- _Dataset rows_

--- Start ---

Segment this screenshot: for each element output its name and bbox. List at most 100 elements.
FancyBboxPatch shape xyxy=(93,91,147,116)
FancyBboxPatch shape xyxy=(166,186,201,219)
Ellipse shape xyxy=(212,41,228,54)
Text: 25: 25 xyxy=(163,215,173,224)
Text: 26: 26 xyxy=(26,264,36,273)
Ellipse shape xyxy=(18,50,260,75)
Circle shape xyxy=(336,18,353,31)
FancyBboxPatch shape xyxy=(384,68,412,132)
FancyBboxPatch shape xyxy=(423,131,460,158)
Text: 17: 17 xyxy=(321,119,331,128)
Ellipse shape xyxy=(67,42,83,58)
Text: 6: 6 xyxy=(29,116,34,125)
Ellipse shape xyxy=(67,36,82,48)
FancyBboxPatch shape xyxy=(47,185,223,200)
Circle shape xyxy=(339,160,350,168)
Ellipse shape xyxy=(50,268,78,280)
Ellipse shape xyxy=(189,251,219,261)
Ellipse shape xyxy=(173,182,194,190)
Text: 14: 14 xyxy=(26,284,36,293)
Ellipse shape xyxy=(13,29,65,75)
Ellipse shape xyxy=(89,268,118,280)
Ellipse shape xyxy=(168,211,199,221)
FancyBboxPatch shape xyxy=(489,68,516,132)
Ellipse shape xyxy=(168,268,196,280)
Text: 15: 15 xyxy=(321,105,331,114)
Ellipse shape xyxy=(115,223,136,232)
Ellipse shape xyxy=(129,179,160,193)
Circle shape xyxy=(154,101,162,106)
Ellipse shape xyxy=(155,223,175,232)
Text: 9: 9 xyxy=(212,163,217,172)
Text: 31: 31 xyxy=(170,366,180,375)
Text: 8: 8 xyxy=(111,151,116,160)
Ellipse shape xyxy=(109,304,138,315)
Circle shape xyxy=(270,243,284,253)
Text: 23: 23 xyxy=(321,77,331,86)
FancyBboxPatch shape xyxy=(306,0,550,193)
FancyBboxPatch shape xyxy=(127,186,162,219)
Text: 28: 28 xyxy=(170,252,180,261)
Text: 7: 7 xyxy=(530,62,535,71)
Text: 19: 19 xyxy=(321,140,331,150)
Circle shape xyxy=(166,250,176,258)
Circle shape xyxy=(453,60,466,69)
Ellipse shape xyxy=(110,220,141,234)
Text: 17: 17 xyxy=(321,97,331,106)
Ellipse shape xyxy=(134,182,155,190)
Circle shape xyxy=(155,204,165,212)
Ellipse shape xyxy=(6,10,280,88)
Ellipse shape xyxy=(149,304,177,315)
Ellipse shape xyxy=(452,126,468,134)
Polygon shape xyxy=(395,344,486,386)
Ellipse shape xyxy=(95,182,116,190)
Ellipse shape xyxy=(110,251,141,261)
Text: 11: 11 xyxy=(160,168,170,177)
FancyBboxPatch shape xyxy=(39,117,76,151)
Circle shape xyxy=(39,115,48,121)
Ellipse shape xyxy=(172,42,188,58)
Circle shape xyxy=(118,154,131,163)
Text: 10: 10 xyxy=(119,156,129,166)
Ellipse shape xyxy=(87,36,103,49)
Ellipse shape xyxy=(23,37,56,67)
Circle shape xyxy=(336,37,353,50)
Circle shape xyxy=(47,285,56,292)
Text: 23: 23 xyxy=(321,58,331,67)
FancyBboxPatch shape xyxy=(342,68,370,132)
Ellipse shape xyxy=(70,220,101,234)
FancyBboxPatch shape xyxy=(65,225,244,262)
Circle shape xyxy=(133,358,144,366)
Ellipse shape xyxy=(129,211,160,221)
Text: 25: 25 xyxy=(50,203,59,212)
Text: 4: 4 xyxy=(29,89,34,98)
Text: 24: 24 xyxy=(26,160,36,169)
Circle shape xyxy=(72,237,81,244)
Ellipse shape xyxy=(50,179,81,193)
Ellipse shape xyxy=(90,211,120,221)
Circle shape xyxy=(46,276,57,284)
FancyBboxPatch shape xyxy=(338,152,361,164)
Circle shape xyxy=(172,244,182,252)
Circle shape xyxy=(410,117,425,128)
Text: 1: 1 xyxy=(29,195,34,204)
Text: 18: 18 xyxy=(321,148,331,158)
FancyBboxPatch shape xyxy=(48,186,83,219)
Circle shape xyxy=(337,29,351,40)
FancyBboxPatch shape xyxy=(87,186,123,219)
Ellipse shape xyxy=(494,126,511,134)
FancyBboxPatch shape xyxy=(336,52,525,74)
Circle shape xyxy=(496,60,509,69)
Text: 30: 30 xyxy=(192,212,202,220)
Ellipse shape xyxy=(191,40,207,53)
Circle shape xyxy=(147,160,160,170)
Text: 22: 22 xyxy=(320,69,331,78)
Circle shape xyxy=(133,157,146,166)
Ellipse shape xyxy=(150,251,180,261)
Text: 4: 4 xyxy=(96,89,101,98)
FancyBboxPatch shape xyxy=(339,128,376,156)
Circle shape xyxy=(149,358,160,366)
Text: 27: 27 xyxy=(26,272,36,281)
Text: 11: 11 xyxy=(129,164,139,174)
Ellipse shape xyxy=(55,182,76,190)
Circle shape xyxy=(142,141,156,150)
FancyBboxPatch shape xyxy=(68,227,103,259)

--- End ---

- _Requirement_
Copy all of the records above line for line, leaving every character unchanged.

- _Task response_
Segment this screenshot: for each element output its name and bbox. List at most 100 elements.
FancyBboxPatch shape xyxy=(93,91,147,116)
FancyBboxPatch shape xyxy=(166,186,201,219)
Ellipse shape xyxy=(212,41,228,54)
Text: 25: 25 xyxy=(163,215,173,224)
Text: 26: 26 xyxy=(26,264,36,273)
Ellipse shape xyxy=(18,50,260,75)
Circle shape xyxy=(336,18,353,31)
FancyBboxPatch shape xyxy=(384,68,412,132)
FancyBboxPatch shape xyxy=(423,131,460,158)
Text: 17: 17 xyxy=(321,119,331,128)
Ellipse shape xyxy=(67,42,83,58)
Text: 6: 6 xyxy=(29,116,34,125)
Ellipse shape xyxy=(67,36,82,48)
FancyBboxPatch shape xyxy=(47,185,223,200)
Circle shape xyxy=(339,160,350,168)
Ellipse shape xyxy=(50,268,78,280)
Ellipse shape xyxy=(189,251,219,261)
Ellipse shape xyxy=(173,182,194,190)
Text: 14: 14 xyxy=(26,284,36,293)
Ellipse shape xyxy=(13,29,65,75)
Ellipse shape xyxy=(89,268,118,280)
Ellipse shape xyxy=(168,211,199,221)
FancyBboxPatch shape xyxy=(489,68,516,132)
Ellipse shape xyxy=(168,268,196,280)
Text: 15: 15 xyxy=(321,105,331,114)
Ellipse shape xyxy=(115,223,136,232)
Ellipse shape xyxy=(129,179,160,193)
Circle shape xyxy=(154,101,162,106)
Ellipse shape xyxy=(155,223,175,232)
Text: 9: 9 xyxy=(212,163,217,172)
Text: 31: 31 xyxy=(170,366,180,375)
Text: 8: 8 xyxy=(111,151,116,160)
Ellipse shape xyxy=(109,304,138,315)
Circle shape xyxy=(270,243,284,253)
Text: 23: 23 xyxy=(321,77,331,86)
FancyBboxPatch shape xyxy=(306,0,550,193)
FancyBboxPatch shape xyxy=(127,186,162,219)
Text: 28: 28 xyxy=(170,252,180,261)
Text: 7: 7 xyxy=(530,62,535,71)
Text: 19: 19 xyxy=(321,140,331,150)
Circle shape xyxy=(166,250,176,258)
Circle shape xyxy=(453,60,466,69)
Ellipse shape xyxy=(110,220,141,234)
Text: 17: 17 xyxy=(321,97,331,106)
Ellipse shape xyxy=(134,182,155,190)
Circle shape xyxy=(155,204,165,212)
Ellipse shape xyxy=(6,10,280,88)
Ellipse shape xyxy=(149,304,177,315)
Ellipse shape xyxy=(452,126,468,134)
Polygon shape xyxy=(395,344,486,386)
Ellipse shape xyxy=(95,182,116,190)
Ellipse shape xyxy=(110,251,141,261)
Text: 11: 11 xyxy=(160,168,170,177)
FancyBboxPatch shape xyxy=(39,117,76,151)
Circle shape xyxy=(39,115,48,121)
Ellipse shape xyxy=(172,42,188,58)
Circle shape xyxy=(118,154,131,163)
Text: 10: 10 xyxy=(119,156,129,166)
Ellipse shape xyxy=(87,36,103,49)
Ellipse shape xyxy=(23,37,56,67)
Circle shape xyxy=(336,37,353,50)
Circle shape xyxy=(47,285,56,292)
Text: 23: 23 xyxy=(321,58,331,67)
FancyBboxPatch shape xyxy=(342,68,370,132)
Ellipse shape xyxy=(70,220,101,234)
FancyBboxPatch shape xyxy=(65,225,244,262)
Circle shape xyxy=(133,358,144,366)
Ellipse shape xyxy=(129,211,160,221)
Text: 25: 25 xyxy=(50,203,59,212)
Text: 4: 4 xyxy=(29,89,34,98)
Text: 24: 24 xyxy=(26,160,36,169)
Circle shape xyxy=(72,237,81,244)
Ellipse shape xyxy=(50,179,81,193)
Ellipse shape xyxy=(90,211,120,221)
Circle shape xyxy=(46,276,57,284)
FancyBboxPatch shape xyxy=(338,152,361,164)
Circle shape xyxy=(172,244,182,252)
Circle shape xyxy=(410,117,425,128)
Text: 1: 1 xyxy=(29,195,34,204)
Text: 18: 18 xyxy=(321,148,331,158)
FancyBboxPatch shape xyxy=(48,186,83,219)
Circle shape xyxy=(337,29,351,40)
FancyBboxPatch shape xyxy=(87,186,123,219)
Ellipse shape xyxy=(494,126,511,134)
FancyBboxPatch shape xyxy=(336,52,525,74)
Circle shape xyxy=(496,60,509,69)
Text: 30: 30 xyxy=(192,212,202,220)
Ellipse shape xyxy=(191,40,207,53)
Circle shape xyxy=(147,160,160,170)
Text: 22: 22 xyxy=(320,69,331,78)
Circle shape xyxy=(133,157,146,166)
Ellipse shape xyxy=(150,251,180,261)
Text: 4: 4 xyxy=(96,89,101,98)
FancyBboxPatch shape xyxy=(339,128,376,156)
Circle shape xyxy=(149,358,160,366)
Text: 27: 27 xyxy=(26,272,36,281)
Text: 11: 11 xyxy=(129,164,139,174)
Ellipse shape xyxy=(55,182,76,190)
Circle shape xyxy=(142,141,156,150)
FancyBboxPatch shape xyxy=(68,227,103,259)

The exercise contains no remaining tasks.